> Instructions for the task
Every line in the data below from the one containing "Convert this screenshot" down to the one containing "Enumerate this screenshot's", both included, must be retyped exactly; no other line is to appear.
====================
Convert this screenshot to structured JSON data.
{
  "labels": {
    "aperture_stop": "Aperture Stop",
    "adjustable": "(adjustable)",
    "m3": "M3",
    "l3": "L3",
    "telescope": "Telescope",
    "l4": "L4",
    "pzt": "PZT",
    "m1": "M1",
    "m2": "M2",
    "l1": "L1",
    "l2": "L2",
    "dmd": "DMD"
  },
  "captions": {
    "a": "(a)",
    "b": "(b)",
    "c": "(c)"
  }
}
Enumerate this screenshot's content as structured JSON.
====================
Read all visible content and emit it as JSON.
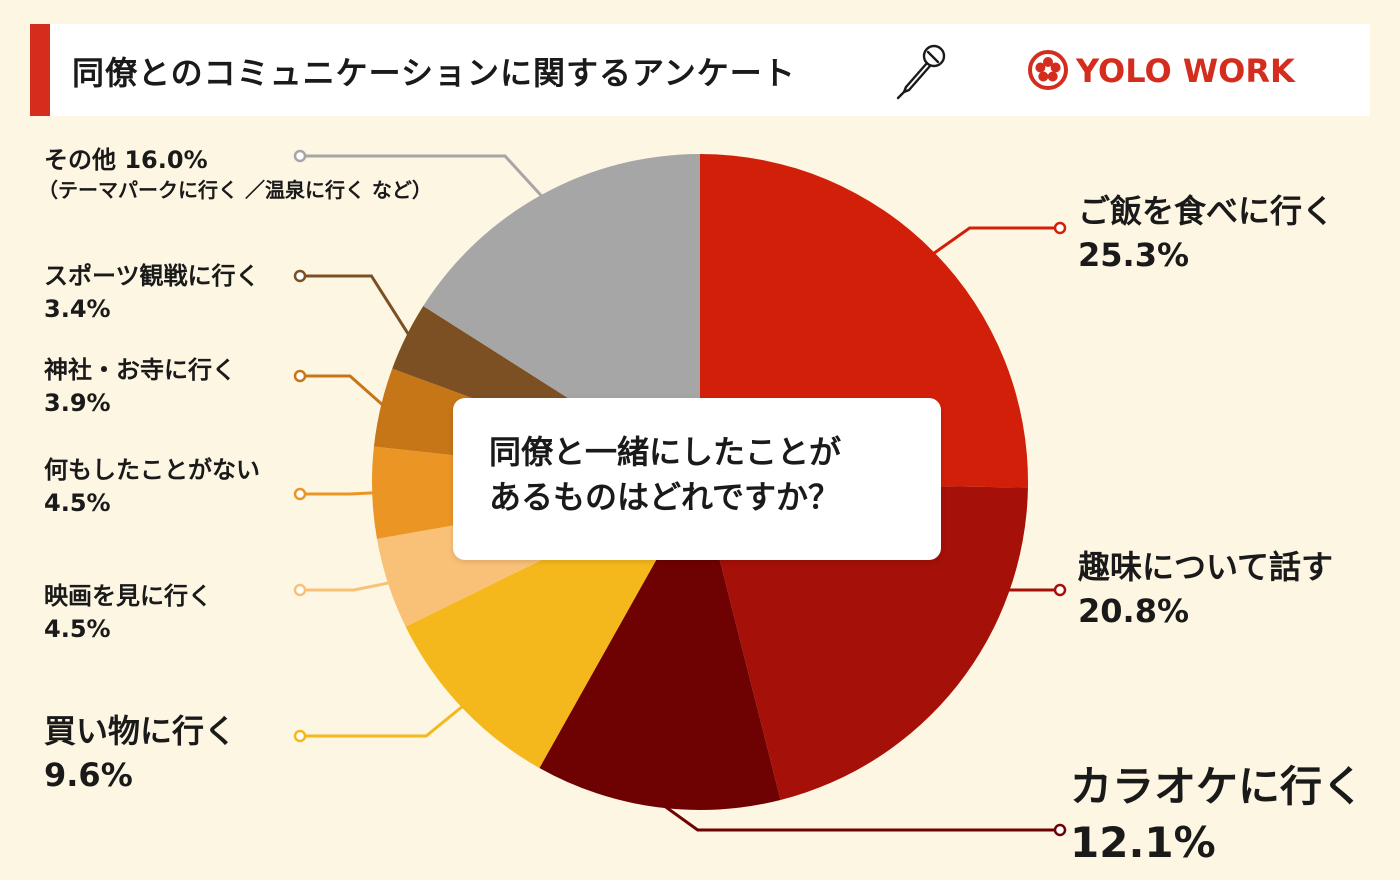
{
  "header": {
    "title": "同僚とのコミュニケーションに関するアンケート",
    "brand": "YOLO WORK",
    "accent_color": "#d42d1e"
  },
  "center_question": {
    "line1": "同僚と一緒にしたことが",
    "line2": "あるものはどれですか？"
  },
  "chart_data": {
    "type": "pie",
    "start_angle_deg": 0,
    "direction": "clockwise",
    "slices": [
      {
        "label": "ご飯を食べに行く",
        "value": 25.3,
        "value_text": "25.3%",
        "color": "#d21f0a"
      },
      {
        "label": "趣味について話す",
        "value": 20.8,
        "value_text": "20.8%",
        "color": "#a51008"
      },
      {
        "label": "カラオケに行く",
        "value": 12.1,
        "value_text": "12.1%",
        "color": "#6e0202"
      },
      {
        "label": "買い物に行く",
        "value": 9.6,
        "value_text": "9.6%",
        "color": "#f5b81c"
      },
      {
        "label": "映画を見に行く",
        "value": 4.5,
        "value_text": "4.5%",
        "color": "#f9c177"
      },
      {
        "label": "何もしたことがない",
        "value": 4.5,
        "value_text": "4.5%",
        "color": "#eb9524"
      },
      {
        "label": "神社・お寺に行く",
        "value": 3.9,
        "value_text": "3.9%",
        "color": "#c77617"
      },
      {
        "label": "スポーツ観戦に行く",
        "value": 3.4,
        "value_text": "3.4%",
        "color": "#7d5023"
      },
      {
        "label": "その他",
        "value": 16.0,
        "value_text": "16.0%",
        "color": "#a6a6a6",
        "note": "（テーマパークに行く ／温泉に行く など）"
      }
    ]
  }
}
====================
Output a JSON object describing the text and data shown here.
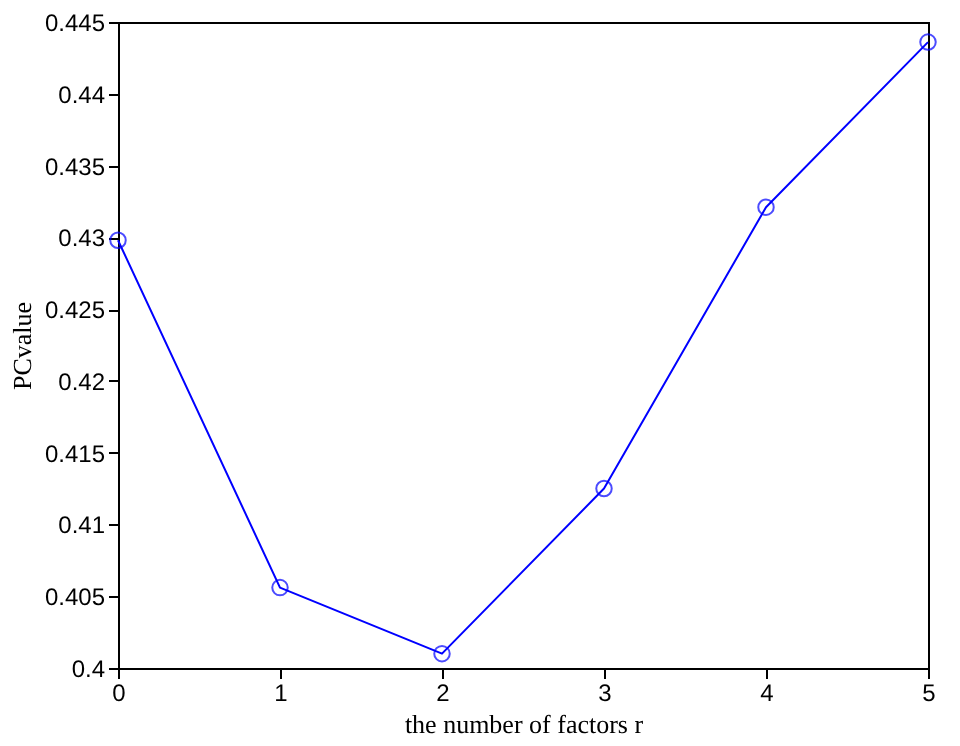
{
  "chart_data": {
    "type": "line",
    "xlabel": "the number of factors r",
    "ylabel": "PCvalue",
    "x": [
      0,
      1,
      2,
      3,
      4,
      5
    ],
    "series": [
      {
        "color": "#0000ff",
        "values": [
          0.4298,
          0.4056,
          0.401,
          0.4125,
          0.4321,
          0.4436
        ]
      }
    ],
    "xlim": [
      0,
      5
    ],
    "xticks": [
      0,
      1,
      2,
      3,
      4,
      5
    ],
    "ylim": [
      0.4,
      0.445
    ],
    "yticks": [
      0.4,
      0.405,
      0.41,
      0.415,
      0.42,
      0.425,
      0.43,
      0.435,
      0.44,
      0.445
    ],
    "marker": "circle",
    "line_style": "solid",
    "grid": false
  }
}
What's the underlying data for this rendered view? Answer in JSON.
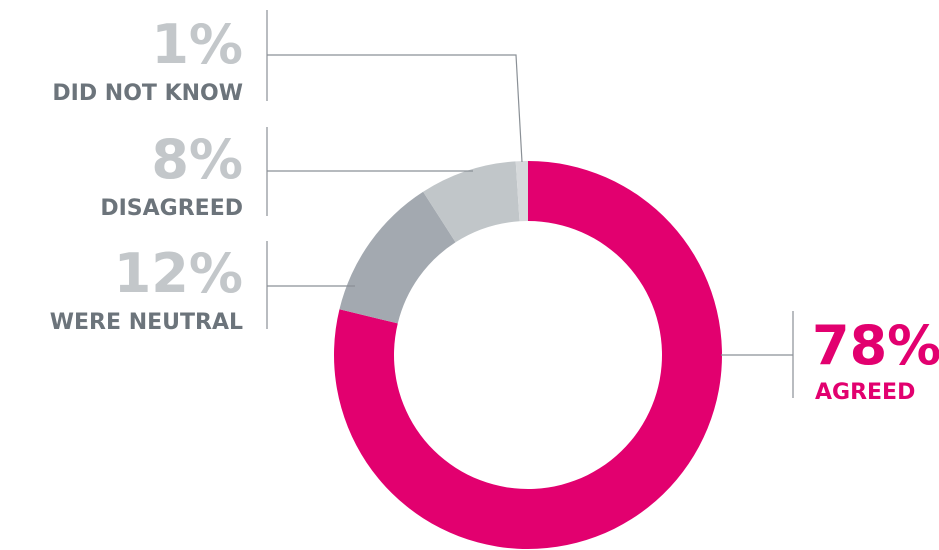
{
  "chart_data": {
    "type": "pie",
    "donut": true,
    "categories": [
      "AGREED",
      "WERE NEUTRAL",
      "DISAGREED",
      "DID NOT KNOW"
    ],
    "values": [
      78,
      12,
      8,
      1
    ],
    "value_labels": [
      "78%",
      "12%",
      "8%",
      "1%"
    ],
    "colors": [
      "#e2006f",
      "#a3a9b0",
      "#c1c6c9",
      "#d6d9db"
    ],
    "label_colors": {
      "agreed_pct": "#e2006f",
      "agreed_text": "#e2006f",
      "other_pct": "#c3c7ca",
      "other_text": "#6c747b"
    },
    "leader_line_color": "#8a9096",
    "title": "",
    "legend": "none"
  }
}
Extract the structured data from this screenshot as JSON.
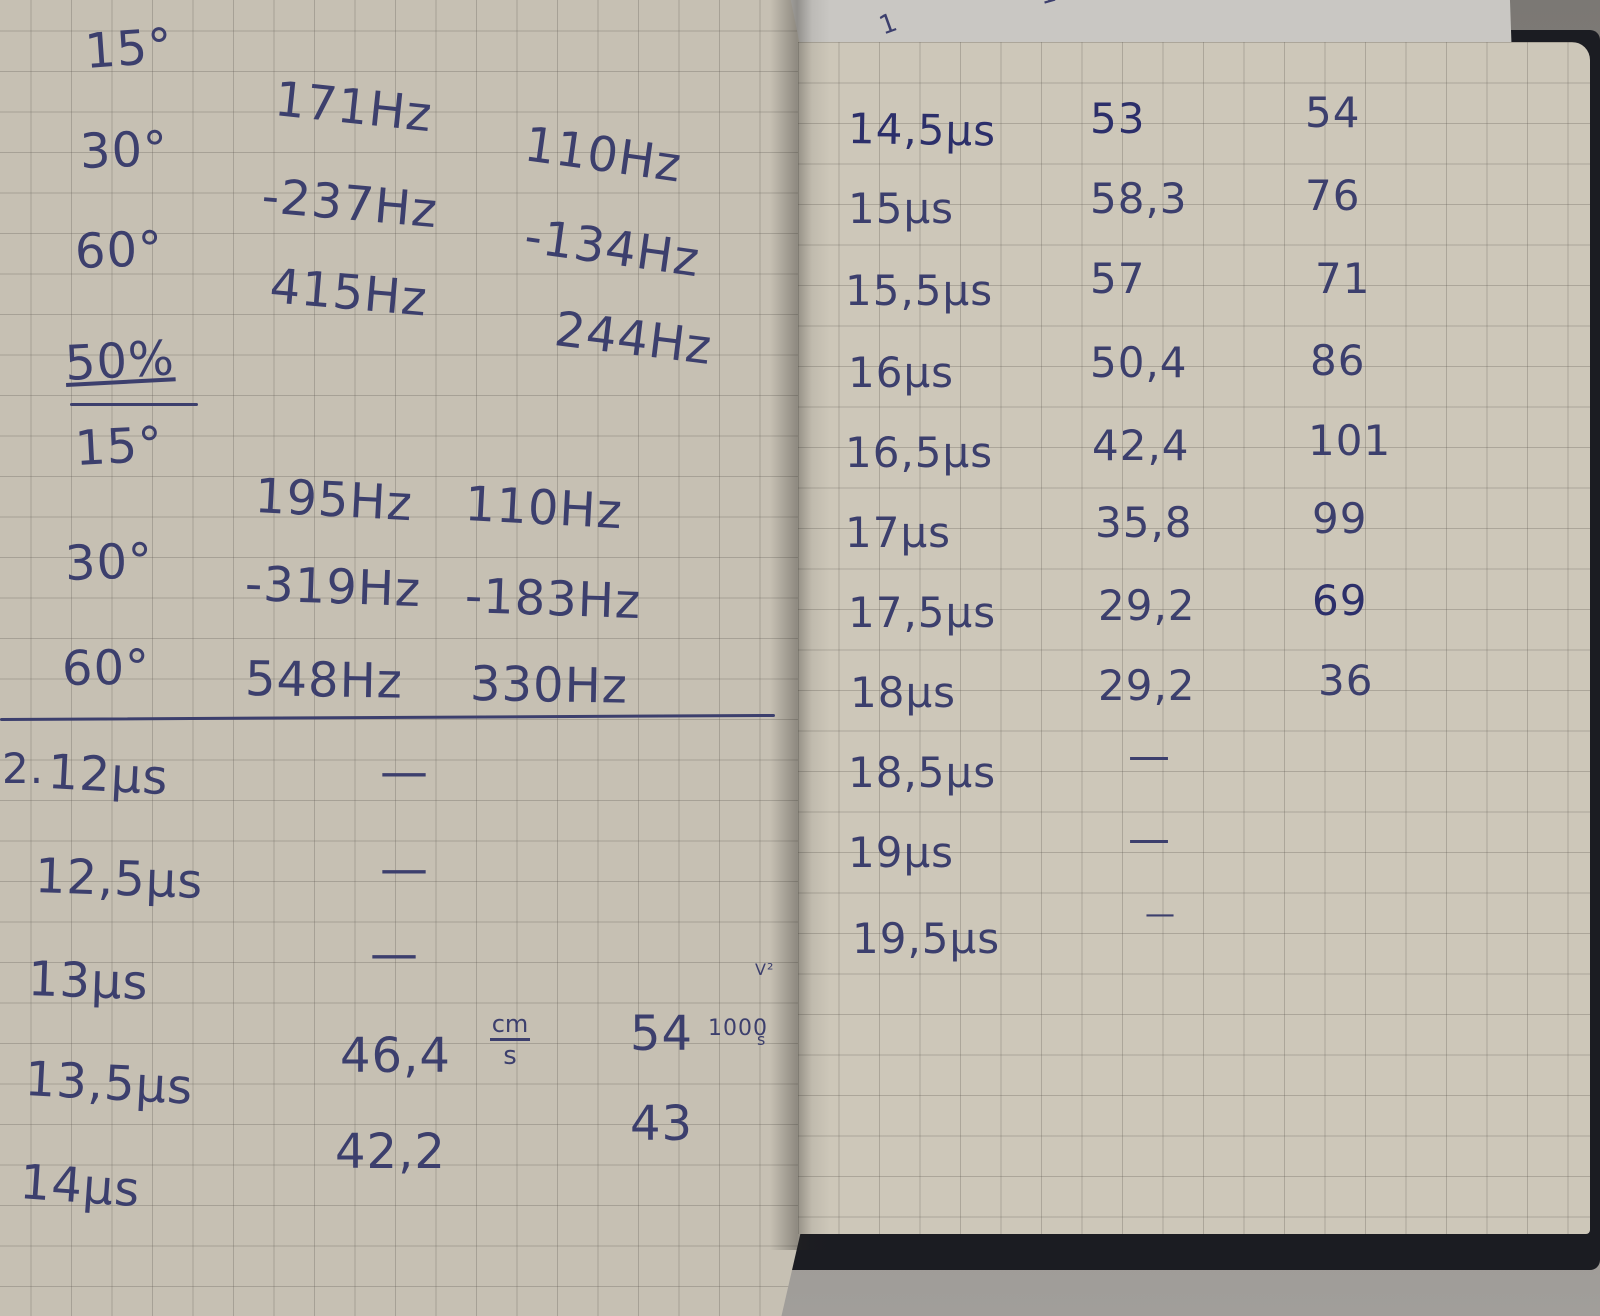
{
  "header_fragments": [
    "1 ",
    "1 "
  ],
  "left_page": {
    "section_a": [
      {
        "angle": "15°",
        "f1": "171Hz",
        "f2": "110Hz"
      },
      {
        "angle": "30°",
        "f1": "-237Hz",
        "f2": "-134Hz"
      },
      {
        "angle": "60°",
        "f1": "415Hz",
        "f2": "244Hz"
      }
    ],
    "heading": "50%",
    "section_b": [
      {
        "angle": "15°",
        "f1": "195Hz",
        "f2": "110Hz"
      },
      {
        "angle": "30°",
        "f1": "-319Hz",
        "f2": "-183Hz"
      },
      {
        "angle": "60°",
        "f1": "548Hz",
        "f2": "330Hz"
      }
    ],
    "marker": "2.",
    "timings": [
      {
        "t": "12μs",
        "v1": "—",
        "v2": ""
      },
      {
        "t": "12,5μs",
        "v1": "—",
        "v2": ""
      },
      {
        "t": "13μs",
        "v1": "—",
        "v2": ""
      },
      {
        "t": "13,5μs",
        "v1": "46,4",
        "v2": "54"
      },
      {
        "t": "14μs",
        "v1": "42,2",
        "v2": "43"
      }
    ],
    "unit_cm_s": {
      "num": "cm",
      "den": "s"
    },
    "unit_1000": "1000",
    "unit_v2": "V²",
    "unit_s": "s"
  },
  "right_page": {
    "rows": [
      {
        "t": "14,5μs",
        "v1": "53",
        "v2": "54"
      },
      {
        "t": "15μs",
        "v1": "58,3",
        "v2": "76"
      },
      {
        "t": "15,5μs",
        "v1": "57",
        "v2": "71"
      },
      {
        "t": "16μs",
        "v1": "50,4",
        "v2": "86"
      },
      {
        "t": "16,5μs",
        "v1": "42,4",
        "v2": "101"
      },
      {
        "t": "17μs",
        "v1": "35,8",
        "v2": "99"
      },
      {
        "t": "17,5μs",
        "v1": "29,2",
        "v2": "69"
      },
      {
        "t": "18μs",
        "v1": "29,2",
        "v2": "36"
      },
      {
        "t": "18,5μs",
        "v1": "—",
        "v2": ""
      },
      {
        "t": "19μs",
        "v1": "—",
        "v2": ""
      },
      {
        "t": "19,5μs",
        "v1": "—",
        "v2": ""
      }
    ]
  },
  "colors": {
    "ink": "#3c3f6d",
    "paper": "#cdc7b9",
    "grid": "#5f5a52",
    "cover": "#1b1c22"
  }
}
====================
> Response for this exercise
Convert this screenshot to structured JSON data.
{
  "labels": {
    "aperture_stop": "Aperture Stop",
    "adjustable": "(adjustable)",
    "m3": "M3",
    "l3": "L3",
    "telescope": "Telescope",
    "l4": "L4",
    "pzt": "PZT",
    "m1": "M1",
    "m2": "M2",
    "l1": "L1",
    "l2": "L2",
    "dmd": "DMD"
  },
  "captions": {
    "a": "(a)",
    "b": "(b)",
    "c": "(c)"
  }
}
Enumerate this screenshot's content as structured JSON.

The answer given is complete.